Lines of data
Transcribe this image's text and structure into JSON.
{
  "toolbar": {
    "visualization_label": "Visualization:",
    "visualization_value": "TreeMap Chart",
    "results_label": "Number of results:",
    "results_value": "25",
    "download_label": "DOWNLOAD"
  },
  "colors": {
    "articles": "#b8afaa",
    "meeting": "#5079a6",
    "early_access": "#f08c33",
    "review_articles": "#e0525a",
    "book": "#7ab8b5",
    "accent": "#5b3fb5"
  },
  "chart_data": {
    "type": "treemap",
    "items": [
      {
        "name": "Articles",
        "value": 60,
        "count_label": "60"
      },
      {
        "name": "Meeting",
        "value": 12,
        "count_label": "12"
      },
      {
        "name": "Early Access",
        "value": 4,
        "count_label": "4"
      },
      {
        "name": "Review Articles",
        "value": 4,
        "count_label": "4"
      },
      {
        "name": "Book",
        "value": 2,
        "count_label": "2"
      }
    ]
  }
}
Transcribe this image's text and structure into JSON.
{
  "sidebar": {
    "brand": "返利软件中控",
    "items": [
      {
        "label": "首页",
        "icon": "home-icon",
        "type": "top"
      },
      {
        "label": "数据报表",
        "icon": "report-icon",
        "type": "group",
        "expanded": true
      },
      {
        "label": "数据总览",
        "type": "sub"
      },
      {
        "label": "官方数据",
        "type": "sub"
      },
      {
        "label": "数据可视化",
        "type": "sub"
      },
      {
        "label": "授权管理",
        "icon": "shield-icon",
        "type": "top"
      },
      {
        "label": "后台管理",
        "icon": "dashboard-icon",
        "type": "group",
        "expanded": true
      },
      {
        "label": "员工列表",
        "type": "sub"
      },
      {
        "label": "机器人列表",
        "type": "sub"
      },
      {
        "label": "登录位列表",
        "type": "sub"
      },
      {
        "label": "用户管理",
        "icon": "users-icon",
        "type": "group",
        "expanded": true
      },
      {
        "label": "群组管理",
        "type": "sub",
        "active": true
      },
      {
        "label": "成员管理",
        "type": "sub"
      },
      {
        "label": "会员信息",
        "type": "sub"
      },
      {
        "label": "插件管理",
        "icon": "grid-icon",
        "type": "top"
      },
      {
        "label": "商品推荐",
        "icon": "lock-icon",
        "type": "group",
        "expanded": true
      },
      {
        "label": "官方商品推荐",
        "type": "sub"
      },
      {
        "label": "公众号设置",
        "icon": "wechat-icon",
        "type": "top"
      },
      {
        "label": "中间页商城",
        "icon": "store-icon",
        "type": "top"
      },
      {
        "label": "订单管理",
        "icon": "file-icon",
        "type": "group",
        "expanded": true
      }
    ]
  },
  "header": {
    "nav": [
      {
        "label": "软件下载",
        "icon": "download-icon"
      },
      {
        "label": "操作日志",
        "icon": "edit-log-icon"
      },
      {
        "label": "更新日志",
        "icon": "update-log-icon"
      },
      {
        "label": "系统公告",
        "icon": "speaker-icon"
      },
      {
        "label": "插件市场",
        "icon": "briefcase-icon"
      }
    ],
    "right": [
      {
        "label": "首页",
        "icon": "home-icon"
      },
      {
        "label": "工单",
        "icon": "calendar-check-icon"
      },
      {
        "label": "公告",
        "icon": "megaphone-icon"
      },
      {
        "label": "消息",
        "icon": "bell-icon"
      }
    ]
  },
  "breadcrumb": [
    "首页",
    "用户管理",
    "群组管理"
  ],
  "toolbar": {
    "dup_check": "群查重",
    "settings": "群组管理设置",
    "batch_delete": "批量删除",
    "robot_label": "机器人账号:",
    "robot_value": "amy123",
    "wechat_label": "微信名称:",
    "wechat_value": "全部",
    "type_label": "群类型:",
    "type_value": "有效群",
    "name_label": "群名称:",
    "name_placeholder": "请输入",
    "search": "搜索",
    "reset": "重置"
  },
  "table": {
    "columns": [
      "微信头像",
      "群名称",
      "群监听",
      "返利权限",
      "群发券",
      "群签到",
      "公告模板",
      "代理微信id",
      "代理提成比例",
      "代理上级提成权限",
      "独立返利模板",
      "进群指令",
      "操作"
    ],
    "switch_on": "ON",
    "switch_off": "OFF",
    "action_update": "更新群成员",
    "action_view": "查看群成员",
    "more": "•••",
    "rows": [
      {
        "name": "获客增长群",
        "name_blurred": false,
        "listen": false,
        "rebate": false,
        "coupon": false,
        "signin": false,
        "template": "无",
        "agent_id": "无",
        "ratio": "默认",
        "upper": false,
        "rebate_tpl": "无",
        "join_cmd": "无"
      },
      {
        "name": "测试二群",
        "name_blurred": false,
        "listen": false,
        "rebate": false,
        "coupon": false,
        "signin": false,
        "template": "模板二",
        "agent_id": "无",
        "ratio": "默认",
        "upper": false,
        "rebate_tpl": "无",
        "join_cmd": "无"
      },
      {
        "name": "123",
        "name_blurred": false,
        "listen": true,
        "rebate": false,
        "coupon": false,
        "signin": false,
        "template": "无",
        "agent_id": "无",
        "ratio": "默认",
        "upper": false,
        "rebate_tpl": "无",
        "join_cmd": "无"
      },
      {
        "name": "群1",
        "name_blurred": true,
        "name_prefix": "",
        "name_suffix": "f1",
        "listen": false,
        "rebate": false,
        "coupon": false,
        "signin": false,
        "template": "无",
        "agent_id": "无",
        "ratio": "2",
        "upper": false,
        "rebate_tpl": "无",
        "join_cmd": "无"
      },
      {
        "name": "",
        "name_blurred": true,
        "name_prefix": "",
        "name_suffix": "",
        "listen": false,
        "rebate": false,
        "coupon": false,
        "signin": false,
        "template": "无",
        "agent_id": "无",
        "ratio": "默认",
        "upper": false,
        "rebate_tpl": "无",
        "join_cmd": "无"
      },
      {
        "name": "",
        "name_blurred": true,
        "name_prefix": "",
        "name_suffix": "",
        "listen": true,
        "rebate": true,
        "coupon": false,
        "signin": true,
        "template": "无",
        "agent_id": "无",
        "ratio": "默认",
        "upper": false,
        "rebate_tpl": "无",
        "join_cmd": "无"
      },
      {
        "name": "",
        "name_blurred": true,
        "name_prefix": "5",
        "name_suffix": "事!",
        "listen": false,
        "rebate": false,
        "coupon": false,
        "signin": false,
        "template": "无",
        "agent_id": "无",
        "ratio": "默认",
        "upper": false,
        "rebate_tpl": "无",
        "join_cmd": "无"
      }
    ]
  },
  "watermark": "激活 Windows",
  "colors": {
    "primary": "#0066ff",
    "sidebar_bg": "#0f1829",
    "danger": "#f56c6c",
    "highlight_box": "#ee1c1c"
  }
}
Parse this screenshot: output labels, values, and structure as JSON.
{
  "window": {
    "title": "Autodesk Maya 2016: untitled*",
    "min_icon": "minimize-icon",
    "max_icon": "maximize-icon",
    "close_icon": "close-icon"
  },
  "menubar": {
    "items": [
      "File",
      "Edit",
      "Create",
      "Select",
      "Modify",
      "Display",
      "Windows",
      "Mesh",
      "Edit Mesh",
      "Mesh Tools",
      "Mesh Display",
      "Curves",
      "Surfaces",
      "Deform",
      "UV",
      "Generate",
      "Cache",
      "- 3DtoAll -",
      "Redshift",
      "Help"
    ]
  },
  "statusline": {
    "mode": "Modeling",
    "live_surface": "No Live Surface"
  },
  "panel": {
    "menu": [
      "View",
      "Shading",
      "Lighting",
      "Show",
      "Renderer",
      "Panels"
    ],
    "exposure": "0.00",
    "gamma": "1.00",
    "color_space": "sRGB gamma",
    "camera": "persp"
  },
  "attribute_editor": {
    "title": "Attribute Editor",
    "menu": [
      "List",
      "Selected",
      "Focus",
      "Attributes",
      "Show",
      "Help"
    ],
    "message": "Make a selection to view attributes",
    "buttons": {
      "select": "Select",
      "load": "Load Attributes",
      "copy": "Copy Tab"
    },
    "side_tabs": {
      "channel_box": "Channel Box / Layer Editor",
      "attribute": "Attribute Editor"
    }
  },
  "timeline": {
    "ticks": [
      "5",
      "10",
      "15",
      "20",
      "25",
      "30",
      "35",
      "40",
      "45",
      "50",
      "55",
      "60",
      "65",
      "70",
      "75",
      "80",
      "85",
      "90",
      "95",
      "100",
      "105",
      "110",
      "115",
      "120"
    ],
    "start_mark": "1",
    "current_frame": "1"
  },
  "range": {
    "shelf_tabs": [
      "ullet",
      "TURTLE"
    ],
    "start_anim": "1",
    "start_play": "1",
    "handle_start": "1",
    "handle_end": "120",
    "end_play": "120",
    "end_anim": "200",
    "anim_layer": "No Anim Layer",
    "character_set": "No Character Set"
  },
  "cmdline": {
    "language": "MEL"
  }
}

• [What is needed] Pick out, from the lines above, every one that contains the string "Layer".

• [Written answer]
      "channel_box": "Channel Box / Layer Editor",
    "anim_layer": "No Anim Layer",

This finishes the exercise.